• Task prompt: In the Canoeboot FAQ, what is the passage that starts at the words "If you're using the SeaBIOS payload, it's" and ends after "NOR flashing guide](docs/install/spi.md)"? Return it word for word.

This also means that even if you remove the HDD or SSD, you'll still
have a functioning bootloader installed which could be used to boot a
live distribution installer from a USB flash drive. See
[Install GNU+Linux on Canoeboot](../docs/gnulinux/grub_boot_installer.md)
Nowadays, other payloads are also provided. If you're using the SeaBIOS payload,
then the normal MBR bootsector is used on your HDD or SSD, like you would
expect. So the above paragraphs only apply to the GRUB payload.
Do I need to re-flash when I re-install a distribution?
-------------------------------------------------------------------------------------------
Not anymore. Recent versions of Canoeboot (using the GRUB payload) will
automatically switch to a GRUB configuration on the HDD or SSD, if it
exists. You can also load a different GRUB configuration, from any kind
of device that is supported in GRUB (such as a USB flash drive). For
more information, see
[Modifying the GRUB configuration in Canoeboot](../docs/gnulinux/grub_cbfs.md)
If you're using the SeaBIOS payload, it's even easier. It works just like you
would expect. SeaBIOS implements a normal x86 BIOS interface.
What does a flash chip look like?
-----------------------------------------------------------------
You can find photos of various chip types on the following page:\
[External 25xx NOR flashing guide](docs/install/spi.md)

• Extracted records:
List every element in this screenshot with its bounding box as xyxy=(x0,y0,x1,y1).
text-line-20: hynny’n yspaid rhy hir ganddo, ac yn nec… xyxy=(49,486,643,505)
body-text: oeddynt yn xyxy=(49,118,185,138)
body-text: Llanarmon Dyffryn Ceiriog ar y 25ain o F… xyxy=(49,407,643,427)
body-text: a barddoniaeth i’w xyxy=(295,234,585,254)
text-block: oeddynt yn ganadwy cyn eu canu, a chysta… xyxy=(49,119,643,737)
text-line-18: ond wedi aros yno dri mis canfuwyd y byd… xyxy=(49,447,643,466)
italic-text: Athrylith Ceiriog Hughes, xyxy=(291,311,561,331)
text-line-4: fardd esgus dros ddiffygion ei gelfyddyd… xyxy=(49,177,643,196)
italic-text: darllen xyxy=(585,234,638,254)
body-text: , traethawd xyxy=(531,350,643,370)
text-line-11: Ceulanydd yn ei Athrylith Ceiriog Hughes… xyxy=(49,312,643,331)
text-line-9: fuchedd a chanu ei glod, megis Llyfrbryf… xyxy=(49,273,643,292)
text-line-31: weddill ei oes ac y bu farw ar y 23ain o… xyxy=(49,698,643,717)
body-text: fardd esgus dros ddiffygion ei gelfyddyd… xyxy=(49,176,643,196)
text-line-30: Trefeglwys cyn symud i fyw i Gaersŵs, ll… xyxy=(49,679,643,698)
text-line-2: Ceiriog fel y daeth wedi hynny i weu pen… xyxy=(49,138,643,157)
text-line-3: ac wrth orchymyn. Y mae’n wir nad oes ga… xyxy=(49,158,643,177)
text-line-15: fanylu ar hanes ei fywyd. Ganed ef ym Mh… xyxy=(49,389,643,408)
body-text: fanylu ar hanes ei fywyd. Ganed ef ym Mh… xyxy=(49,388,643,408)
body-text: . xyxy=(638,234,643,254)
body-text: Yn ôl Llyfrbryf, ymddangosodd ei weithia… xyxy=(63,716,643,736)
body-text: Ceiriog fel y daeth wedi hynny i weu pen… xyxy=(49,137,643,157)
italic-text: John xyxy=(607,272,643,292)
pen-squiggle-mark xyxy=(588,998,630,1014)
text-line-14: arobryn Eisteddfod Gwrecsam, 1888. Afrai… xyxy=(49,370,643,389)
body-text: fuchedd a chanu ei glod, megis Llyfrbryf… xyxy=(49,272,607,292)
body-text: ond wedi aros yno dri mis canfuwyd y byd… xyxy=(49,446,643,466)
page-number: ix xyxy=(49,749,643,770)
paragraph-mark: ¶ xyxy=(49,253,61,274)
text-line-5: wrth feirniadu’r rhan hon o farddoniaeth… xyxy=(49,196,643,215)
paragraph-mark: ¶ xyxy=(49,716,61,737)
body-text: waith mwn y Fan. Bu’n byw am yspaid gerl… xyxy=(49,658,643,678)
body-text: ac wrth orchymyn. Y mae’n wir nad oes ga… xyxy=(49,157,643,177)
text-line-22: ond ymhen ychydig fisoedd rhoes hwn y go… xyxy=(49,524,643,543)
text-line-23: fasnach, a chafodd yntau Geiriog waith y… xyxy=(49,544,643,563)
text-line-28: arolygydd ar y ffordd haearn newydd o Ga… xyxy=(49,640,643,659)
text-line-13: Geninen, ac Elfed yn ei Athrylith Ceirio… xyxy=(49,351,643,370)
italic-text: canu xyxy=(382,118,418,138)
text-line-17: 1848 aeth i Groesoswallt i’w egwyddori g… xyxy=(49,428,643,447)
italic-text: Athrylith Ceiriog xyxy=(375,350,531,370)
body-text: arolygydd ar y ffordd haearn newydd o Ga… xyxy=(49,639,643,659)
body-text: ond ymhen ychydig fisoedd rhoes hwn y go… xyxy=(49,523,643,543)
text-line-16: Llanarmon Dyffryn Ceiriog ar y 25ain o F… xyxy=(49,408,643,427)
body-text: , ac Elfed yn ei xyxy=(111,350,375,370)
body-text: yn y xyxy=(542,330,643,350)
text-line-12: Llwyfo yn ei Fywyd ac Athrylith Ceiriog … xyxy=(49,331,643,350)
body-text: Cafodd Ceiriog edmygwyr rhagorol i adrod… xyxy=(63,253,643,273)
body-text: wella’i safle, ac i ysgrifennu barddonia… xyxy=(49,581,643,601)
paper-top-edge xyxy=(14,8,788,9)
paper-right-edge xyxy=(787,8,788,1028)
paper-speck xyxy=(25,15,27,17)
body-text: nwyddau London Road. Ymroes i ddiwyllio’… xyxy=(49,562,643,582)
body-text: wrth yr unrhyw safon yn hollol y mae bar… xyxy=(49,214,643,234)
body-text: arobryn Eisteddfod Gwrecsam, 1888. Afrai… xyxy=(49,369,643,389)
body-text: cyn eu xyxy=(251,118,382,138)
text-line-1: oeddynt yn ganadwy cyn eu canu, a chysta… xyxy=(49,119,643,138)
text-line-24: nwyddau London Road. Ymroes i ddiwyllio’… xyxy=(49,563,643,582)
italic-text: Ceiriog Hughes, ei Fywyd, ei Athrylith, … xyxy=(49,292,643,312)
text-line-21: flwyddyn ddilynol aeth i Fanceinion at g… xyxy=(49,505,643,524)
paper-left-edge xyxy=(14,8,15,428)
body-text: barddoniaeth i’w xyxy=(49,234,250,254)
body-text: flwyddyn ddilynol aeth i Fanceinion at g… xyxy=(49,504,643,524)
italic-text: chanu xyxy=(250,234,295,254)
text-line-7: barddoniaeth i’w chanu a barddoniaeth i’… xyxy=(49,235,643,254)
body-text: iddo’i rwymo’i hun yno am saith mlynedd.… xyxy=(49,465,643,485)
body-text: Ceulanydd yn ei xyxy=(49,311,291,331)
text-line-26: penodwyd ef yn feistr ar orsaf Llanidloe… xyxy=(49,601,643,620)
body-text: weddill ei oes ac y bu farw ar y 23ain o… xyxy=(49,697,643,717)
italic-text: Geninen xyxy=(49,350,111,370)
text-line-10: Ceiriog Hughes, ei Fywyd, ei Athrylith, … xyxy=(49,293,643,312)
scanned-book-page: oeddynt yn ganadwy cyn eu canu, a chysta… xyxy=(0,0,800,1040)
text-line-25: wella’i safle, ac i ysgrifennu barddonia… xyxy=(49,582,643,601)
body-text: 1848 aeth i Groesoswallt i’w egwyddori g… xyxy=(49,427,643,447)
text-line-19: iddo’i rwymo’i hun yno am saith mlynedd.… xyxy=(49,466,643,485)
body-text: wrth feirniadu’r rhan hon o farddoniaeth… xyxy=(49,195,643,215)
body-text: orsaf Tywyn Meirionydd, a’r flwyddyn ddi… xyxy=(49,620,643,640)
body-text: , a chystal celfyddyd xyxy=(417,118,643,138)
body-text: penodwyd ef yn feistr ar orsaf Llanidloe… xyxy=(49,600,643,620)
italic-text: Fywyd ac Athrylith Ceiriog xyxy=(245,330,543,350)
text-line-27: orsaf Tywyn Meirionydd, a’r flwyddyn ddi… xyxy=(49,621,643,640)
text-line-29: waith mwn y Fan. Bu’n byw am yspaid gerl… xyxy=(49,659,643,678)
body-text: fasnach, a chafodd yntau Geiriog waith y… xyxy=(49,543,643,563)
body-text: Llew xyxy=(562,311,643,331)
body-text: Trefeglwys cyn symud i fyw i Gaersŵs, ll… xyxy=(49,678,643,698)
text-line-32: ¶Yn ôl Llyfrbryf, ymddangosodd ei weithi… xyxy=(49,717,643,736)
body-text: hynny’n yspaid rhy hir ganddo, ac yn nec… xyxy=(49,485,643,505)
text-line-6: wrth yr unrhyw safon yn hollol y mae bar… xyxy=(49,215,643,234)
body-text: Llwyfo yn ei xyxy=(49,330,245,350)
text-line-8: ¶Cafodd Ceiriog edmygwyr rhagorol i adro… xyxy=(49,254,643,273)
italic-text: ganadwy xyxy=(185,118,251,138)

...

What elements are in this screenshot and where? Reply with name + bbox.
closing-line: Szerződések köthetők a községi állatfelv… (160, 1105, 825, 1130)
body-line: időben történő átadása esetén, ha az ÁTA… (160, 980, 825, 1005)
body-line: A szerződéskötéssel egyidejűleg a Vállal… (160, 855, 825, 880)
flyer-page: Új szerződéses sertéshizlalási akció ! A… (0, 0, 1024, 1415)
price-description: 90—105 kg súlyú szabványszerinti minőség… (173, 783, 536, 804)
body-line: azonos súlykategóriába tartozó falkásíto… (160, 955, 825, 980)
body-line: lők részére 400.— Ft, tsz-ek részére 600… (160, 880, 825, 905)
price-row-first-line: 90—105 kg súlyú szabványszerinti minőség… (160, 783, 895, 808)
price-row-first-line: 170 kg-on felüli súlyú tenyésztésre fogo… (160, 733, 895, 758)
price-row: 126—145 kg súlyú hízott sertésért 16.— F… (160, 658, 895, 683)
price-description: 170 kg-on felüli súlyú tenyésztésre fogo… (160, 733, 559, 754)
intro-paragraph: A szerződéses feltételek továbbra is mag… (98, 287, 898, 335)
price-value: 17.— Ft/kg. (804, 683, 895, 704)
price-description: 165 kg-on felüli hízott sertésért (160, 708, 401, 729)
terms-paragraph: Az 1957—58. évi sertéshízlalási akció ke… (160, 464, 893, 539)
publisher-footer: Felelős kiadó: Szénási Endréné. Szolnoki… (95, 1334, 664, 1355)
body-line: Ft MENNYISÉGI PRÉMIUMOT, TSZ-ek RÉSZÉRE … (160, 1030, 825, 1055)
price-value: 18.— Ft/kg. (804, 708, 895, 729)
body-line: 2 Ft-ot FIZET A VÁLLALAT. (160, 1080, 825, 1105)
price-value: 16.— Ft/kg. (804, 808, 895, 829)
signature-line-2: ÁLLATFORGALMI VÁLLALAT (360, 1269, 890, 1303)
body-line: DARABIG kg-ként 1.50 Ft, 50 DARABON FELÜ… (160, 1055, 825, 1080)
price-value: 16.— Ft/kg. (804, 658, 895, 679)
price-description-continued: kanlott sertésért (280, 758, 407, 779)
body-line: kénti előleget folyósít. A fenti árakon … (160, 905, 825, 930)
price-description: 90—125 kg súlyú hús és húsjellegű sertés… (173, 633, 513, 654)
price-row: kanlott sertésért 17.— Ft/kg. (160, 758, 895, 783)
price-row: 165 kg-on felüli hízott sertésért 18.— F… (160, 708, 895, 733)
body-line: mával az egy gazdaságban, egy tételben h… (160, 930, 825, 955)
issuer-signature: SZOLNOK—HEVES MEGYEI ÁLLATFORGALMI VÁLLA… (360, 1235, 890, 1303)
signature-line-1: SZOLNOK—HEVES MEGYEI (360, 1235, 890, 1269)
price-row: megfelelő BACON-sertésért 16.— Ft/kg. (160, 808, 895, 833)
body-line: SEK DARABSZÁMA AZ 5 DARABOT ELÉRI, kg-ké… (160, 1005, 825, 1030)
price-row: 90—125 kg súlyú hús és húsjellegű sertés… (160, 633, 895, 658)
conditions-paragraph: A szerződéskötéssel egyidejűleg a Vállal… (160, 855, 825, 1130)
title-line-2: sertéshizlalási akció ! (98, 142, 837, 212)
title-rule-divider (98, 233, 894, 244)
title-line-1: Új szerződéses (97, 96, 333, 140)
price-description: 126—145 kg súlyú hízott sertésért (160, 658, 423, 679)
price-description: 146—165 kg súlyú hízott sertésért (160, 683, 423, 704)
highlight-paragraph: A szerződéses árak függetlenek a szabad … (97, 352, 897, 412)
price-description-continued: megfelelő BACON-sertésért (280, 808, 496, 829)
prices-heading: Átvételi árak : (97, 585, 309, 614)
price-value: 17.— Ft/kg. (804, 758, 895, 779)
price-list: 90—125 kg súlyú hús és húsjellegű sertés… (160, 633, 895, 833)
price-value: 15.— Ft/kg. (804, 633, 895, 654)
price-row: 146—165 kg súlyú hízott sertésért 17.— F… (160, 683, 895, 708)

• Exercise answer:
If you're using the SeaBIOS payload, it's even easier. It works just like you
would expect. SeaBIOS implements a normal x86 BIOS interface.
What does a flash chip look like?
-----------------------------------------------------------------
You can find photos of various chip types on the following page:\
[External 25xx NOR flashing guide](docs/install/spi.md)